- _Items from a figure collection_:
····················
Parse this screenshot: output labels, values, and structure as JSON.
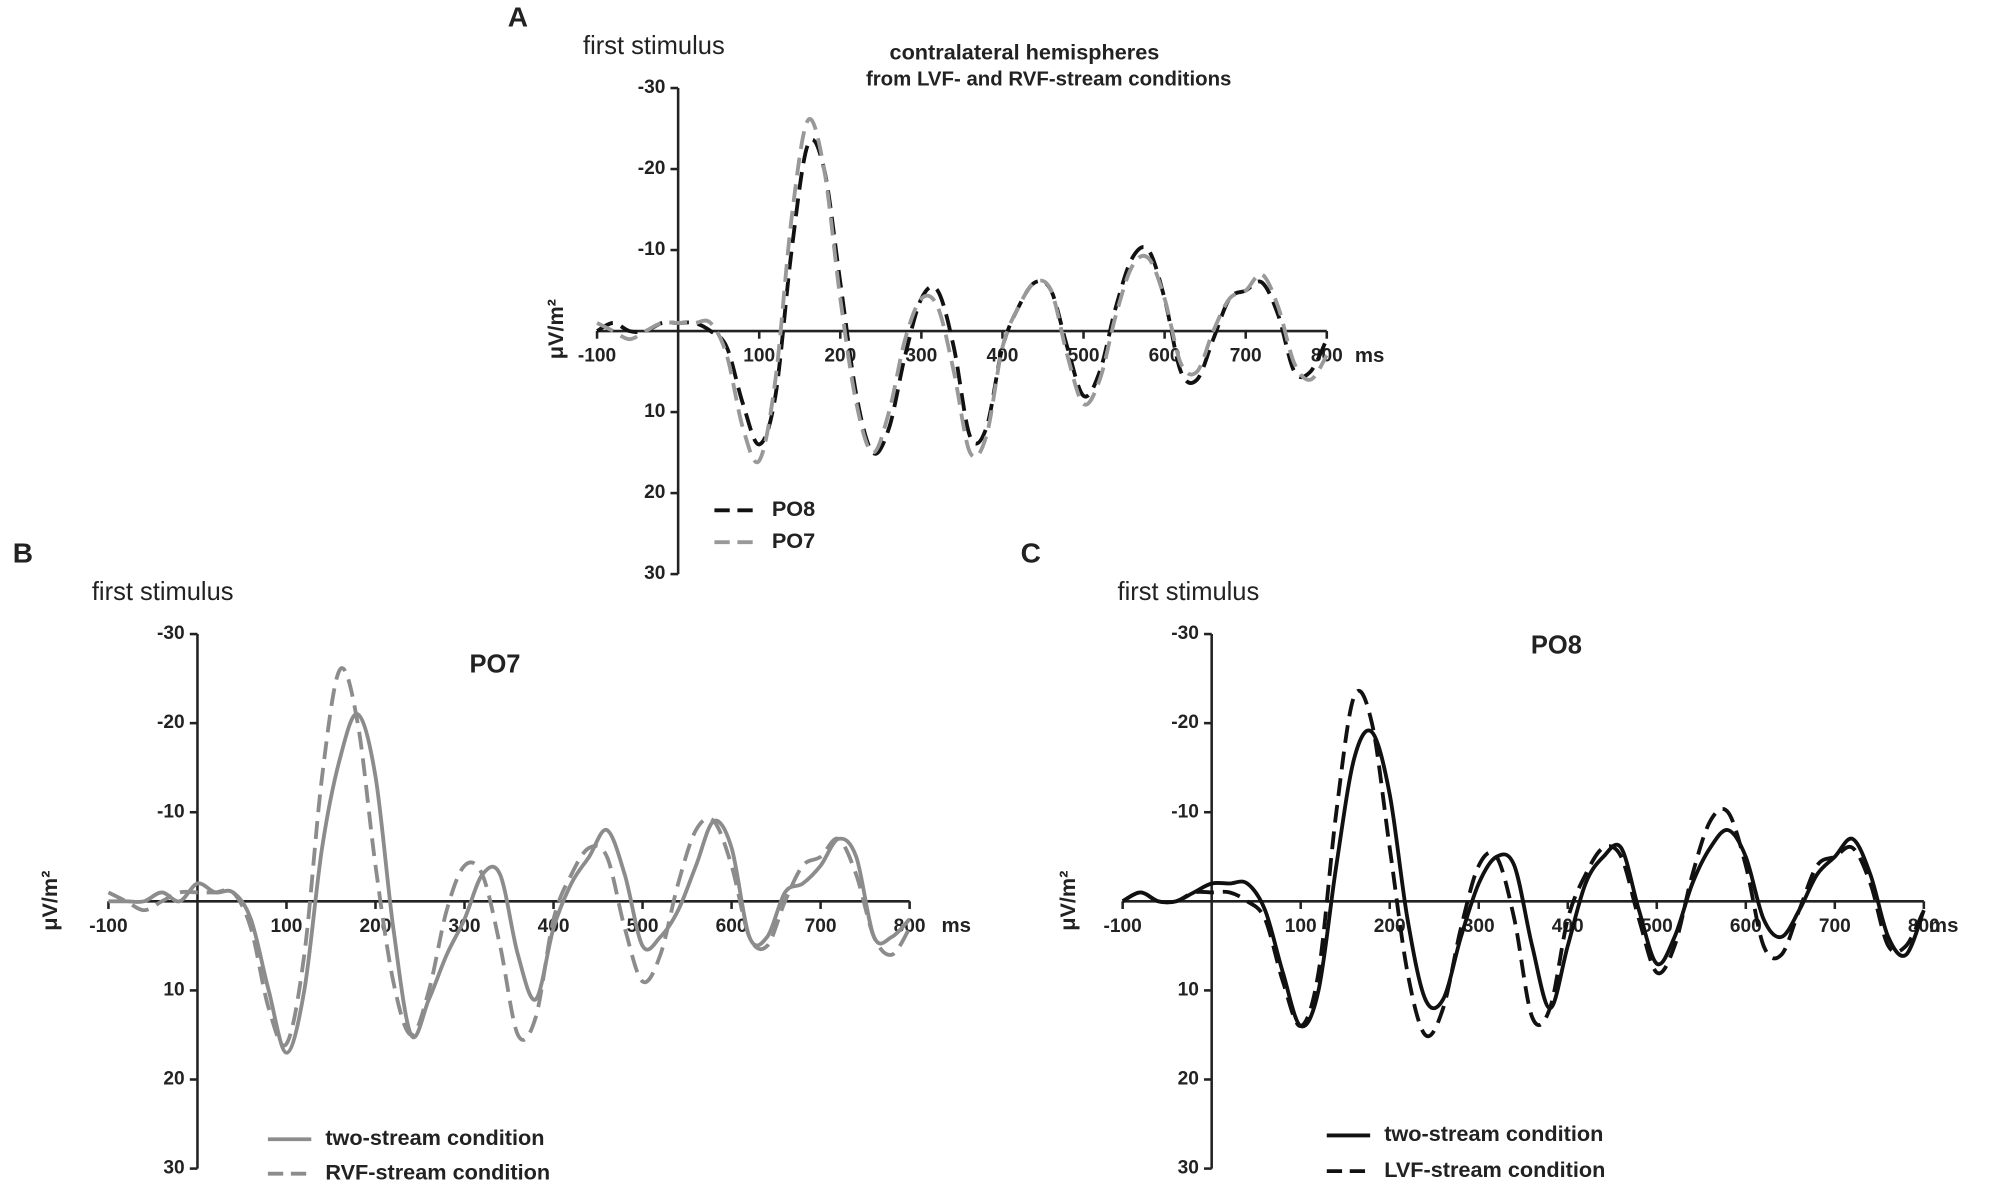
{
  "chart_data": [
    {
      "type": "line",
      "panel": "A",
      "annotation": "first stimulus",
      "title": "contralateral hemispheres",
      "subtitle": "from LVF- and RVF-stream conditions",
      "ylabel": "μV/m²",
      "xlabel": "ms",
      "x": [
        -100,
        -80,
        -60,
        -40,
        -20,
        0,
        20,
        40,
        60,
        80,
        100,
        120,
        140,
        160,
        180,
        200,
        220,
        240,
        260,
        280,
        300,
        320,
        340,
        360,
        380,
        400,
        420,
        440,
        460,
        480,
        500,
        520,
        540,
        560,
        580,
        600,
        620,
        640,
        660,
        680,
        700,
        720,
        740,
        760,
        780,
        800
      ],
      "xlim": [
        -100,
        800
      ],
      "ylim": [
        30,
        -30
      ],
      "xticks": [
        -100,
        100,
        200,
        300,
        400,
        500,
        600,
        700,
        800
      ],
      "yticks": [
        -30,
        -20,
        -10,
        10,
        20,
        30
      ],
      "legend": "lower left",
      "series": [
        {
          "name": "PO8",
          "color": "#111111",
          "dash": "dashed",
          "values": [
            0,
            -1,
            0,
            0,
            -1,
            -1,
            -1,
            0,
            2,
            9,
            14,
            8,
            -10,
            -23,
            -20,
            -6,
            8,
            15,
            12,
            3,
            -4,
            -5,
            2,
            13,
            12,
            2,
            -3,
            -6,
            -5,
            2,
            8,
            5,
            -3,
            -9,
            -10,
            -4,
            5,
            6,
            1,
            -4,
            -5,
            -6,
            -2,
            5,
            5,
            1
          ]
        },
        {
          "name": "PO7",
          "color": "#999999",
          "dash": "dashed",
          "values": [
            -1,
            0,
            1,
            0,
            -1,
            -1,
            -1,
            -1,
            3,
            12,
            16,
            6,
            -14,
            -26,
            -20,
            -4,
            9,
            15,
            10,
            1,
            -4,
            -3,
            5,
            15,
            13,
            2,
            -3,
            -6,
            -5,
            3,
            9,
            6,
            -2,
            -8,
            -9,
            -4,
            4,
            5,
            0,
            -4,
            -5,
            -7,
            -3,
            4,
            6,
            3
          ]
        }
      ]
    },
    {
      "type": "line",
      "panel": "B",
      "annotation": "first stimulus",
      "title": "PO7",
      "ylabel": "μV/m²",
      "xlabel": "ms",
      "x": [
        -100,
        -80,
        -60,
        -40,
        -20,
        0,
        20,
        40,
        60,
        80,
        100,
        120,
        140,
        160,
        180,
        200,
        220,
        240,
        260,
        280,
        300,
        320,
        340,
        360,
        380,
        400,
        420,
        440,
        460,
        480,
        500,
        520,
        540,
        560,
        580,
        600,
        620,
        640,
        660,
        680,
        700,
        720,
        740,
        760,
        780,
        800
      ],
      "xlim": [
        -100,
        800
      ],
      "ylim": [
        30,
        -30
      ],
      "xticks": [
        -100,
        100,
        200,
        300,
        400,
        500,
        600,
        700,
        800
      ],
      "yticks": [
        -30,
        -20,
        -10,
        10,
        20,
        30
      ],
      "legend": "lower left",
      "series": [
        {
          "name": "two-stream condition",
          "color": "#8c8c8c",
          "dash": "solid",
          "values": [
            0,
            0,
            0,
            -1,
            0,
            -2,
            -1,
            -1,
            2,
            10,
            17,
            10,
            -6,
            -16,
            -21,
            -14,
            3,
            15,
            11,
            6,
            2,
            -3,
            -3,
            6,
            11,
            3,
            -2,
            -5,
            -8,
            -3,
            5,
            4,
            1,
            -4,
            -9,
            -6,
            4,
            4,
            -1,
            -2,
            -4,
            -7,
            -5,
            4,
            4,
            2
          ]
        },
        {
          "name": "RVF-stream condition",
          "color": "#8c8c8c",
          "dash": "dashed",
          "values": [
            -1,
            0,
            1,
            0,
            -1,
            -1,
            -1,
            -1,
            3,
            12,
            16,
            6,
            -14,
            -26,
            -20,
            -4,
            9,
            15,
            10,
            1,
            -4,
            -3,
            5,
            15,
            13,
            2,
            -3,
            -6,
            -5,
            3,
            9,
            6,
            -2,
            -8,
            -9,
            -4,
            4,
            5,
            0,
            -4,
            -5,
            -7,
            -3,
            4,
            6,
            3
          ]
        }
      ]
    },
    {
      "type": "line",
      "panel": "C",
      "annotation": "first stimulus",
      "title": "PO8",
      "ylabel": "μV/m²",
      "xlabel": "ms",
      "x": [
        -100,
        -80,
        -60,
        -40,
        -20,
        0,
        20,
        40,
        60,
        80,
        100,
        120,
        140,
        160,
        180,
        200,
        220,
        240,
        260,
        280,
        300,
        320,
        340,
        360,
        380,
        400,
        420,
        440,
        460,
        480,
        500,
        520,
        540,
        560,
        580,
        600,
        620,
        640,
        660,
        680,
        700,
        720,
        740,
        760,
        780,
        800
      ],
      "xlim": [
        -100,
        800
      ],
      "ylim": [
        30,
        -30
      ],
      "xticks": [
        -100,
        100,
        200,
        300,
        400,
        500,
        600,
        700,
        800
      ],
      "yticks": [
        -30,
        -20,
        -10,
        10,
        20,
        30
      ],
      "legend": "lower left",
      "series": [
        {
          "name": "two-stream condition",
          "color": "#111111",
          "dash": "solid",
          "values": [
            0,
            -1,
            0,
            0,
            -1,
            -2,
            -2,
            -2,
            1,
            8,
            14,
            10,
            -4,
            -16,
            -19,
            -12,
            2,
            11,
            11,
            4,
            -2,
            -5,
            -4,
            5,
            12,
            5,
            -2,
            -5,
            -6,
            1,
            7,
            4,
            -2,
            -6,
            -8,
            -5,
            2,
            4,
            1,
            -3,
            -5,
            -7,
            -3,
            4,
            6,
            1
          ]
        },
        {
          "name": "LVF-stream condition",
          "color": "#111111",
          "dash": "dashed",
          "values": [
            0,
            -1,
            0,
            0,
            -1,
            -1,
            -1,
            0,
            2,
            9,
            14,
            8,
            -10,
            -23,
            -20,
            -6,
            8,
            15,
            12,
            3,
            -4,
            -5,
            2,
            13,
            12,
            2,
            -3,
            -6,
            -5,
            2,
            8,
            5,
            -3,
            -9,
            -10,
            -4,
            5,
            6,
            1,
            -4,
            -5,
            -6,
            -2,
            5,
            5,
            1
          ]
        }
      ]
    }
  ]
}
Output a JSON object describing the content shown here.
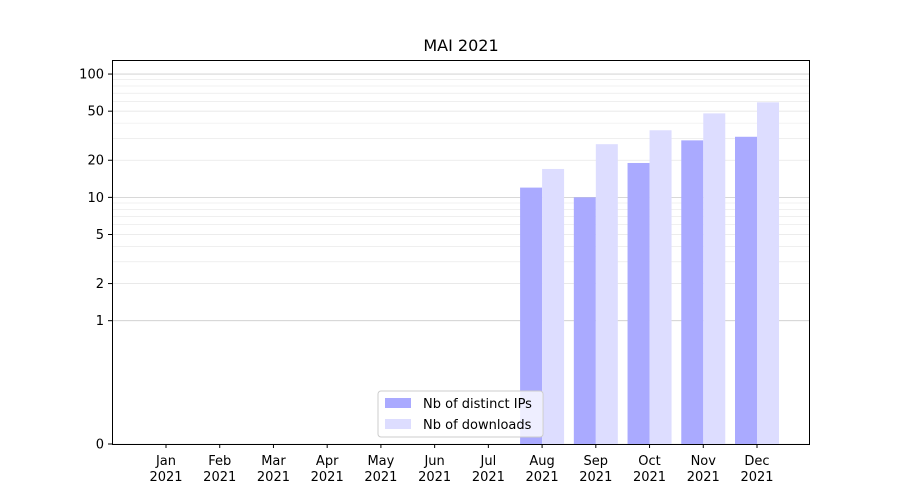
{
  "chart_data": {
    "type": "bar",
    "title": "MAI 2021",
    "xlabel": "",
    "ylabel": "",
    "yscale": "symlog",
    "ylim": [
      0,
      130
    ],
    "yticks": [
      0,
      1,
      2,
      5,
      10,
      20,
      50,
      100
    ],
    "grid": true,
    "legend_position": "lower-center",
    "categories": [
      [
        "Jan",
        "2021"
      ],
      [
        "Feb",
        "2021"
      ],
      [
        "Mar",
        "2021"
      ],
      [
        "Apr",
        "2021"
      ],
      [
        "May",
        "2021"
      ],
      [
        "Jun",
        "2021"
      ],
      [
        "Jul",
        "2021"
      ],
      [
        "Aug",
        "2021"
      ],
      [
        "Sep",
        "2021"
      ],
      [
        "Oct",
        "2021"
      ],
      [
        "Nov",
        "2021"
      ],
      [
        "Dec",
        "2021"
      ]
    ],
    "series": [
      {
        "name": "Nb of distinct IPs",
        "color": "#aaaaff",
        "values": [
          0,
          0,
          0,
          0,
          0,
          0,
          0,
          12,
          10,
          19,
          29,
          31
        ]
      },
      {
        "name": "Nb of downloads",
        "color": "#ddddff",
        "values": [
          0,
          0,
          0,
          0,
          0,
          0,
          0,
          17,
          27,
          35,
          48,
          59
        ]
      }
    ]
  }
}
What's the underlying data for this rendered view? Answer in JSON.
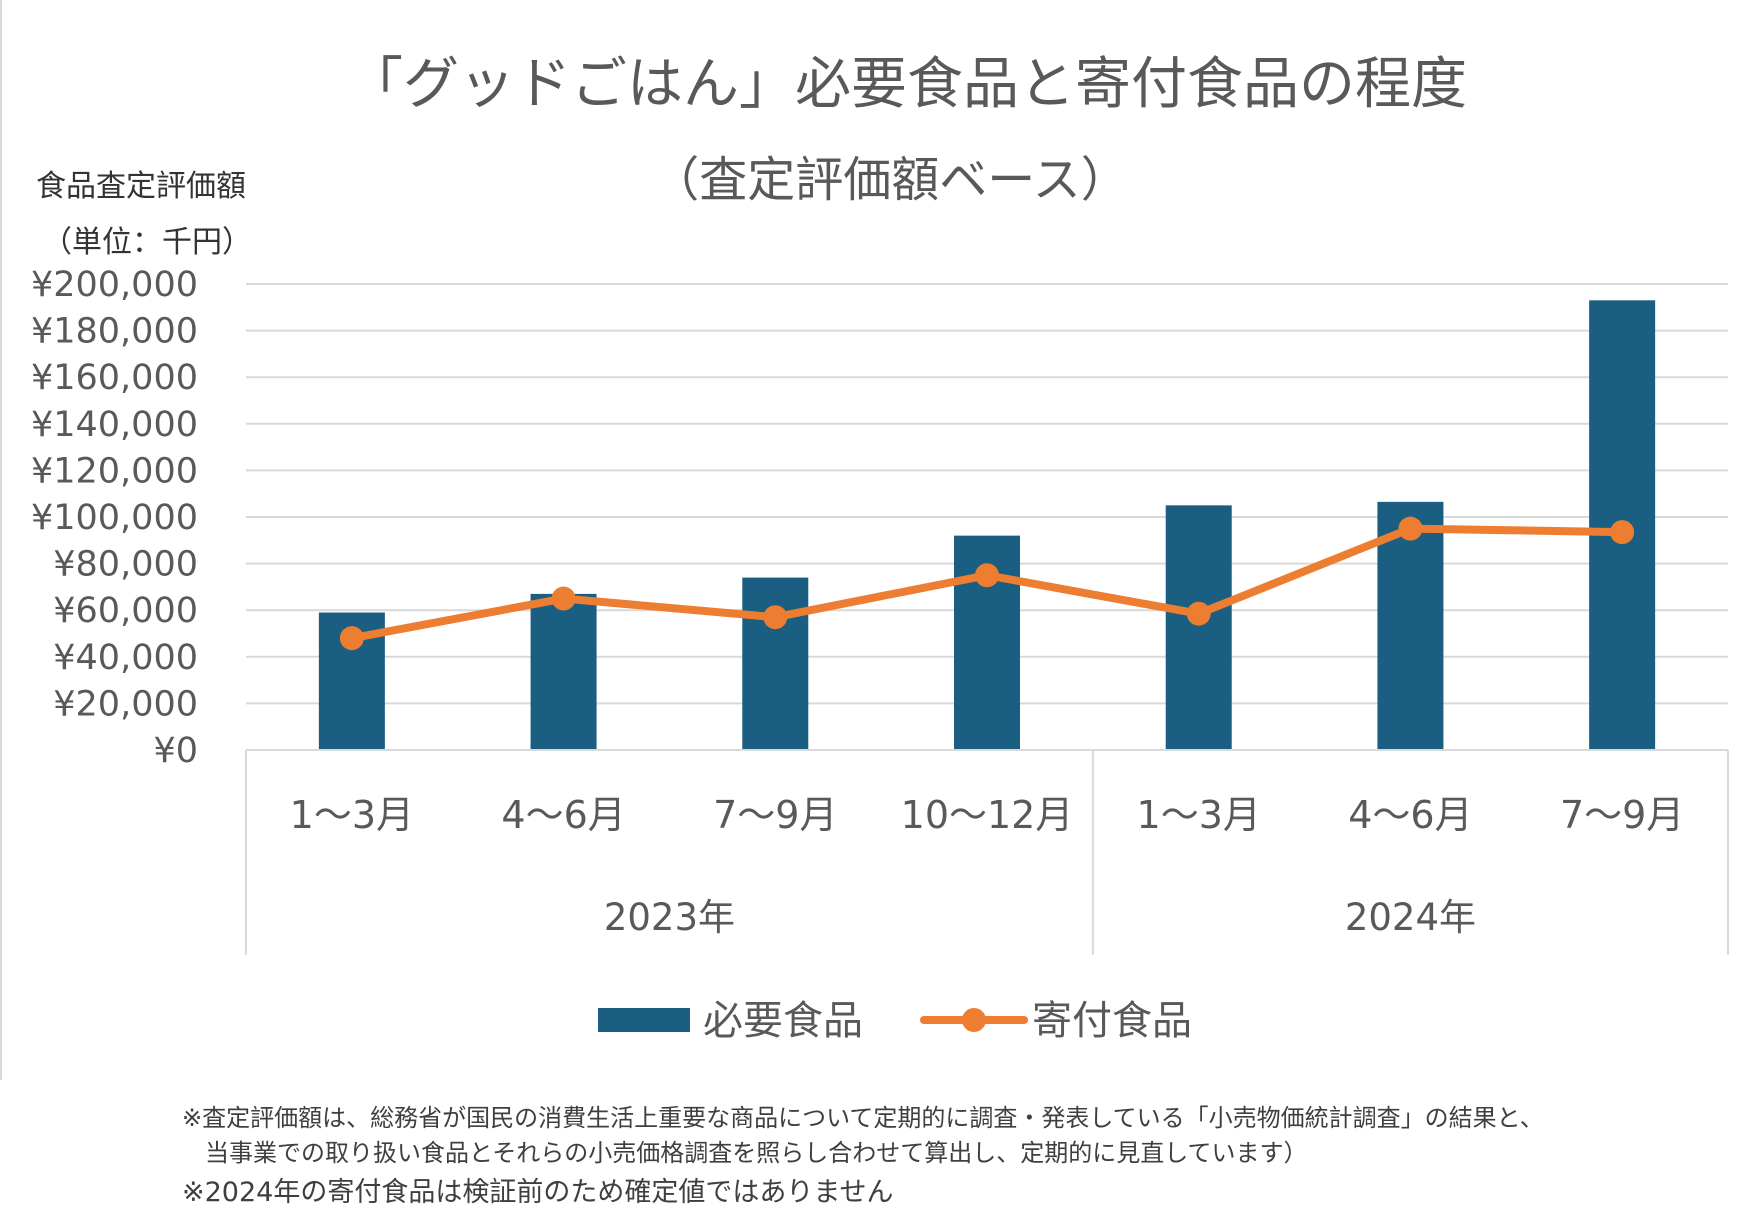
{
  "chart_data": {
    "type": "bar",
    "title": "「グッドごはん」必要食品と寄付食品の程度",
    "subtitle": "（査定評価額ベース）",
    "ylabel": "食品査定評価額",
    "ylabel_unit": "（単位：千円）",
    "ylim": [
      0,
      200000
    ],
    "ytick_step": 20000,
    "ytick_labels": [
      "¥0",
      "¥20,000",
      "¥40,000",
      "¥60,000",
      "¥80,000",
      "¥100,000",
      "¥120,000",
      "¥140,000",
      "¥160,000",
      "¥180,000",
      "¥200,000"
    ],
    "categories": [
      "1～3月",
      "4～6月",
      "7～9月",
      "10～12月",
      "1～3月",
      "4～6月",
      "7～9月"
    ],
    "groups": [
      {
        "label": "2023年",
        "count": 4
      },
      {
        "label": "2024年",
        "count": 3
      }
    ],
    "series": [
      {
        "name": "必要食品",
        "kind": "bar",
        "color": "#1a5e82",
        "values": [
          59000,
          67000,
          74000,
          92000,
          105000,
          106500,
          193000
        ]
      },
      {
        "name": "寄付食品",
        "kind": "line",
        "color": "#ed7d31",
        "values": [
          48000,
          65000,
          57000,
          75000,
          58500,
          95000,
          93500
        ]
      }
    ],
    "grid": true,
    "legend": "bottom"
  },
  "footnotes": [
    "※査定評価額は、総務省が国民の消費生活上重要な商品について定期的に調査・発表している「小売物価統計調査」の結果と、",
    "当事業での取り扱い食品とそれらの小売価格調査を照らし合わせて算出し、定期的に見直しています）",
    "※2024年の寄付食品は検証前のため確定値ではありません"
  ],
  "colors": {
    "axis_text": "#595959",
    "grid": "#d9d9d9"
  }
}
····················
- _Short task_:
Your task is to copy word for word the lines from the line containing "What's the underlying" to the end of the listing, both included, and to drop any pictures.

- _Solved exercise_:
What's the underlying data for this rendered view? Answer in JSON.
{
  "chart_data": {
    "type": "bar",
    "title": "「グッドごはん」必要食品と寄付食品の程度",
    "subtitle": "（査定評価額ベース）",
    "ylabel": "食品査定評価額",
    "ylabel_unit": "（単位：千円）",
    "ylim": [
      0,
      200000
    ],
    "ytick_step": 20000,
    "ytick_labels": [
      "¥0",
      "¥20,000",
      "¥40,000",
      "¥60,000",
      "¥80,000",
      "¥100,000",
      "¥120,000",
      "¥140,000",
      "¥160,000",
      "¥180,000",
      "¥200,000"
    ],
    "categories": [
      "1～3月",
      "4～6月",
      "7～9月",
      "10～12月",
      "1～3月",
      "4～6月",
      "7～9月"
    ],
    "groups": [
      {
        "label": "2023年",
        "count": 4
      },
      {
        "label": "2024年",
        "count": 3
      }
    ],
    "series": [
      {
        "name": "必要食品",
        "kind": "bar",
        "color": "#1a5e82",
        "values": [
          59000,
          67000,
          74000,
          92000,
          105000,
          106500,
          193000
        ]
      },
      {
        "name": "寄付食品",
        "kind": "line",
        "color": "#ed7d31",
        "values": [
          48000,
          65000,
          57000,
          75000,
          58500,
          95000,
          93500
        ]
      }
    ],
    "grid": true,
    "legend": "bottom"
  },
  "footnotes": [
    "※査定評価額は、総務省が国民の消費生活上重要な商品について定期的に調査・発表している「小売物価統計調査」の結果と、",
    "当事業での取り扱い食品とそれらの小売価格調査を照らし合わせて算出し、定期的に見直しています）",
    "※2024年の寄付食品は検証前のため確定値ではありません"
  ],
  "colors": {
    "axis_text": "#595959",
    "grid": "#d9d9d9"
  }
}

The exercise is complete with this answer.